### What is needed
Take the data that follows and retype it word for word.

### Excerpted records
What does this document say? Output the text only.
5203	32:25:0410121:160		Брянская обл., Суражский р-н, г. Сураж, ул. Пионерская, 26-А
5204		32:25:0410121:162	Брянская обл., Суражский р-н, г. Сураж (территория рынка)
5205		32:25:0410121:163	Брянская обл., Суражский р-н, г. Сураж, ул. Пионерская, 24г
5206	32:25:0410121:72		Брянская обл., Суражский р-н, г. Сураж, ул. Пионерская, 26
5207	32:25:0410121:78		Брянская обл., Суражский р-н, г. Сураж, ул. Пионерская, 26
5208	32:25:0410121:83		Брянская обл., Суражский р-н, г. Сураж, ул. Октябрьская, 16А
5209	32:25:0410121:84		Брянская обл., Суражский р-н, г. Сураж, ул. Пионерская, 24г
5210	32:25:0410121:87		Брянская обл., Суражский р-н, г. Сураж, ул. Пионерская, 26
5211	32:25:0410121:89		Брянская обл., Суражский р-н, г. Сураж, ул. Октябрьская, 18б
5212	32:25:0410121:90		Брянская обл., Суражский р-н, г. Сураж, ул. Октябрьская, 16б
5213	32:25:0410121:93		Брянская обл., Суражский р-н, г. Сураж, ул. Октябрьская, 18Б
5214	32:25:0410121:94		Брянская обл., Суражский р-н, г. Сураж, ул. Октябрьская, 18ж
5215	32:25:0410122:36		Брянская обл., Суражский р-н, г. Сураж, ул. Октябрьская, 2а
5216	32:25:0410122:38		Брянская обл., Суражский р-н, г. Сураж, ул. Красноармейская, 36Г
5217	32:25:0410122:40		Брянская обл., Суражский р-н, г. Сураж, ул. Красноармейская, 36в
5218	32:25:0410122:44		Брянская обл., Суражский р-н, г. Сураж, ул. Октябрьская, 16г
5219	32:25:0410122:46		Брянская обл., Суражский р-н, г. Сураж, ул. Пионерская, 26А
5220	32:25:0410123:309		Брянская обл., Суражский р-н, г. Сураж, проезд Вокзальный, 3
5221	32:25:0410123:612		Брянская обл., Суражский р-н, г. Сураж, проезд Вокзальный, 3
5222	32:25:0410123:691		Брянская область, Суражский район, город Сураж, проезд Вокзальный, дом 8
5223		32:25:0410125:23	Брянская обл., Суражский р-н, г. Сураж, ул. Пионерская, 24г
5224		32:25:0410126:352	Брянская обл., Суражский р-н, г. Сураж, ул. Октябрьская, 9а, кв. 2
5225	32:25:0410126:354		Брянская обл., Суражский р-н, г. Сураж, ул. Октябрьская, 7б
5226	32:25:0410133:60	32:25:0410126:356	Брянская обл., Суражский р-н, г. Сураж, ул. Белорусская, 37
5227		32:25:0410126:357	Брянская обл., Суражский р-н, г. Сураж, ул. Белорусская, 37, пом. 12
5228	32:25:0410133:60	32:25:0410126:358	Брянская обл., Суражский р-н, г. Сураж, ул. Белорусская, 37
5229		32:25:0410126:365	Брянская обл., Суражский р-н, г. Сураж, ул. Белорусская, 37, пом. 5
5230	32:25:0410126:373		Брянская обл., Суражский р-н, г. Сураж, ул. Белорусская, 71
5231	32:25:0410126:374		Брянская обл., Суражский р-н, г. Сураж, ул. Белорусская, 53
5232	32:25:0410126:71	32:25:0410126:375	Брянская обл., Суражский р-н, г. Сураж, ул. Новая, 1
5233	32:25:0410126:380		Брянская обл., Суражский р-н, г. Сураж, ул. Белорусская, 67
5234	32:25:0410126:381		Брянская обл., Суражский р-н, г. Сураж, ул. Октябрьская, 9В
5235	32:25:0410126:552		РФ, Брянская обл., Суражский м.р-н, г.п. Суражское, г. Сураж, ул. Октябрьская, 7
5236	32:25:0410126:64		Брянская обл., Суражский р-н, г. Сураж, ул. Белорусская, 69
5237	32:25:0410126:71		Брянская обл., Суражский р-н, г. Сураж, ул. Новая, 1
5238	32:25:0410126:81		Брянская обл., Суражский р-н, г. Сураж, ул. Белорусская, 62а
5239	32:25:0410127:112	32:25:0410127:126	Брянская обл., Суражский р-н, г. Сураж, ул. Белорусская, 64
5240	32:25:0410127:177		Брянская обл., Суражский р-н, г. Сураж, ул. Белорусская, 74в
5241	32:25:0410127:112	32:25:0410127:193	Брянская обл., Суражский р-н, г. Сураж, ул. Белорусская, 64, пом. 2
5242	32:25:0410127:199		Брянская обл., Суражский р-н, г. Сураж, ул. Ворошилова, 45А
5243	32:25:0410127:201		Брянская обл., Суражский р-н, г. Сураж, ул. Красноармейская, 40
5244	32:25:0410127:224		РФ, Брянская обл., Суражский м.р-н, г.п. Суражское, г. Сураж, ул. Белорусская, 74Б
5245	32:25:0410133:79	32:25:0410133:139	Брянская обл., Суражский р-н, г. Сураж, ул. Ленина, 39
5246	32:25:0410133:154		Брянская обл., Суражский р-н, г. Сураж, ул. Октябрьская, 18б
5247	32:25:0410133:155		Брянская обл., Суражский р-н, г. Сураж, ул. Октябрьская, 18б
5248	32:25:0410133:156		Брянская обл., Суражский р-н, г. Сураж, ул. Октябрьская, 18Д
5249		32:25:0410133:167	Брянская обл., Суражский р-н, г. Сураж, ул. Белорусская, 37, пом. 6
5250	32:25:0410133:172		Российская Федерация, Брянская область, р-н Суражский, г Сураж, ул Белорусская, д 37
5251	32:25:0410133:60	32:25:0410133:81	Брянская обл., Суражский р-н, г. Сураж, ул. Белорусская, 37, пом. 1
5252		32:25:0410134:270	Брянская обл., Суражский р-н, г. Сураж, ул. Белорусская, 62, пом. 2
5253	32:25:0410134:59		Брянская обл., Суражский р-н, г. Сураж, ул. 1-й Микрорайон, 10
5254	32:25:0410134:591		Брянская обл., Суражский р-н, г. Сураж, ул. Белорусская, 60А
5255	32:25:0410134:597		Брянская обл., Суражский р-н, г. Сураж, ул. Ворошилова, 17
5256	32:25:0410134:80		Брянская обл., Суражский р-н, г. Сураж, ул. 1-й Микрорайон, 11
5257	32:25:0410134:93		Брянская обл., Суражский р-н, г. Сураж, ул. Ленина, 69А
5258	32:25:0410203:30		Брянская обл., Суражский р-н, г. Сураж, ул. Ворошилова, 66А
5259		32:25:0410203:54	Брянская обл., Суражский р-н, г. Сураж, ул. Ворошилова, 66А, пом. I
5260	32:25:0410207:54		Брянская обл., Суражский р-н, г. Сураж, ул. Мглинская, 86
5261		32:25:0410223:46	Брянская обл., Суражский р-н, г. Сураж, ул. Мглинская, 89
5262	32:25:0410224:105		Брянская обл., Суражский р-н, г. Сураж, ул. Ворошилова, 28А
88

### Exercise solution
What does this document say? Output the text only.
5203	32:25:0410121:160		Брянская обл., Суражский р-н, г. Сураж, ул. Пионерская, 26-А
5204		32:25:0410121:162	Брянская обл., Суражский р-н, г. Сураж (территория рынка)
5205		32:25:0410121:163	Брянская обл., Суражский р-н, г. Сураж, ул. Пионерская, 24г
5206	32:25:0410121:72		Брянская обл., Суражский р-н, г. Сураж, ул. Пионерская, 26
5207	32:25:0410121:78		Брянская обл., Суражский р-н, г. Сураж, ул. Пионерская, 26
5208	32:25:0410121:83		Брянская обл., Суражский р-н, г. Сураж, ул. Октябрьская, 16А
5209	32:25:0410121:84		Брянская обл., Суражский р-н, г. Сураж, ул. Пионерская, 24г
5210	32:25:0410121:87		Брянская обл., Суражский р-н, г. Сураж, ул. Пионерская, 26
5211	32:25:0410121:89		Брянская обл., Суражский р-н, г. Сураж, ул. Октябрьская, 18б
5212	32:25:0410121:90		Брянская обл., Суражский р-н, г. Сураж, ул. Октябрьская, 16б
5213	32:25:0410121:93		Брянская обл., Суражский р-н, г. Сураж, ул. Октябрьская, 18Б
5214	32:25:0410121:94		Брянская обл., Суражский р-н, г. Сураж, ул. Октябрьская, 18ж
5215	32:25:0410122:36		Брянская обл., Суражский р-н, г. Сураж, ул. Октябрьская, 2а
5216	32:25:0410122:38		Брянская обл., Суражский р-н, г. Сураж, ул. Красноармейская, 36Г
5217	32:25:0410122:40		Брянская обл., Суражский р-н, г. Сураж, ул. Красноармейская, 36в
5218	32:25:0410122:44		Брянская обл., Суражский р-н, г. Сураж, ул. Октябрьская, 16г
5219	32:25:0410122:46		Брянская обл., Суражский р-н, г. Сураж, ул. Пионерская, 26А
5220	32:25:0410123:309		Брянская обл., Суражский р-н, г. Сураж, проезд Вокзальный, 3
5221	32:25:0410123:612		Брянская обл., Суражский р-н, г. Сураж, проезд Вокзальный, 3
5222	32:25:0410123:691		Брянская область, Суражский район, город Сураж, проезд Вокзальный, дом 8
5223		32:25:0410125:23	Брянская обл., Суражский р-н, г. Сураж, ул. Пионерская, 24г
5224		32:25:0410126:352	Брянская обл., Суражский р-н, г. Сураж, ул. Октябрьская, 9а, кв. 2
5225	32:25:0410126:354		Брянская обл., Суражский р-н, г. Сураж, ул. Октябрьская, 7б
5226	32:25:0410133:60	32:25:0410126:356	Брянская обл., Суражский р-н, г. Сураж, ул. Белорусская, 37
5227		32:25:0410126:357	Брянская обл., Суражский р-н, г. Сураж, ул. Белорусская, 37, пом. 12
5228	32:25:0410133:60	32:25:0410126:358	Брянская обл., Суражский р-н, г. Сураж, ул. Белорусская, 37
5229		32:25:0410126:365	Брянская обл., Суражский р-н, г. Сураж, ул. Белорусская, 37, пом. 5
5230	32:25:0410126:373		Брянская обл., Суражский р-н, г. Сураж, ул. Белорусская, 71
5231	32:25:0410126:374		Брянская обл., Суражский р-н, г. Сураж, ул. Белорусская, 53
5232	32:25:0410126:71	32:25:0410126:375	Брянская обл., Суражский р-н, г. Сураж, ул. Новая, 1
5233	32:25:0410126:380		Брянская обл., Суражский р-н, г. Сураж, ул. Белорусская, 67
5234	32:25:0410126:381		Брянская обл., Суражский р-н, г. Сураж, ул. Октябрьская, 9В
5235	32:25:0410126:552		РФ, Брянская обл., Суражский м.р-н, г.п. Суражское, г. Сураж, ул. Октябрьская, 7
5236	32:25:0410126:64		Брянская обл., Суражский р-н, г. Сураж, ул. Белорусская, 69
5237	32:25:0410126:71		Брянская обл., Суражский р-н, г. Сураж, ул. Новая, 1
5238	32:25:0410126:81		Брянская обл., Суражский р-н, г. Сураж, ул. Белорусская, 62а
5239	32:25:0410127:112	32:25:0410127:126	Брянская обл., Суражский р-н, г. Сураж, ул. Белорусская, 64
5240	32:25:0410127:177		Брянская обл., Суражский р-н, г. Сураж, ул. Белорусская, 74в
5241	32:25:0410127:112	32:25:0410127:193	Брянская обл., Суражский р-н, г. Сураж, ул. Белорусская, 64, пом. 2
5242	32:25:0410127:199		Брянская обл., Суражский р-н, г. Сураж, ул. Ворошилова, 45А
5243	32:25:0410127:201		Брянская обл., Суражский р-н, г. Сураж, ул. Красноармейская, 40
5244	32:25:0410127:224		РФ, Брянская обл., Суражский м.р-н, г.п. Суражское, г. Сураж, ул. Белорусская, 74Б
5245	32:25:0410133:79	32:25:0410133:139	Брянская обл., Суражский р-н, г. Сураж, ул. Ленина, 39
5246	32:25:0410133:154		Брянская обл., Суражский р-н, г. Сураж, ул. Октябрьская, 18б
5247	32:25:0410133:155		Брянская обл., Суражский р-н, г. Сураж, ул. Октябрьская, 18б
5248	32:25:0410133:156		Брянская обл., Суражский р-н, г. Сураж, ул. Октябрьская, 18Д
5249		32:25:0410133:167	Брянская обл., Суражский р-н, г. Сураж, ул. Белорусская, 37, пом. 6
5250	32:25:0410133:172		Российская Федерация, Брянская область, р-н Суражский, г Сураж, ул Белорусская, д 37
5251	32:25:0410133:60	32:25:0410133:81	Брянская обл., Суражский р-н, г. Сураж, ул. Белорусская, 37, пом. 1
5252		32:25:0410134:270	Брянская обл., Суражский р-н, г. Сураж, ул. Белорусская, 62, пом. 2
5253	32:25:0410134:59		Брянская обл., Суражский р-н, г. Сураж, ул. 1-й Микрорайон, 10
5254	32:25:0410134:591		Брянская обл., Суражский р-н, г. Сураж, ул. Белорусская, 60А
5255	32:25:0410134:597		Брянская обл., Суражский р-н, г. Сураж, ул. Ворошилова, 17
5256	32:25:0410134:80		Брянская обл., Суражский р-н, г. Сураж, ул. 1-й Микрорайон, 11
5257	32:25:0410134:93		Брянская обл., Суражский р-н, г. Сураж, ул. Ленина, 69А
5258	32:25:0410203:30		Брянская обл., Суражский р-н, г. Сураж, ул. Ворошилова, 66А
5259		32:25:0410203:54	Брянская обл., Суражский р-н, г. Сураж, ул. Ворошилова, 66А, пом. I
5260	32:25:0410207:54		Брянская обл., Суражский р-н, г. Сураж, ул. Мглинская, 86
5261		32:25:0410223:46	Брянская обл., Суражский р-н, г. Сураж, ул. Мглинская, 89
5262	32:25:0410224:105		Брянская обл., Суражский р-н, г. Сураж, ул. Ворошилова, 28А
88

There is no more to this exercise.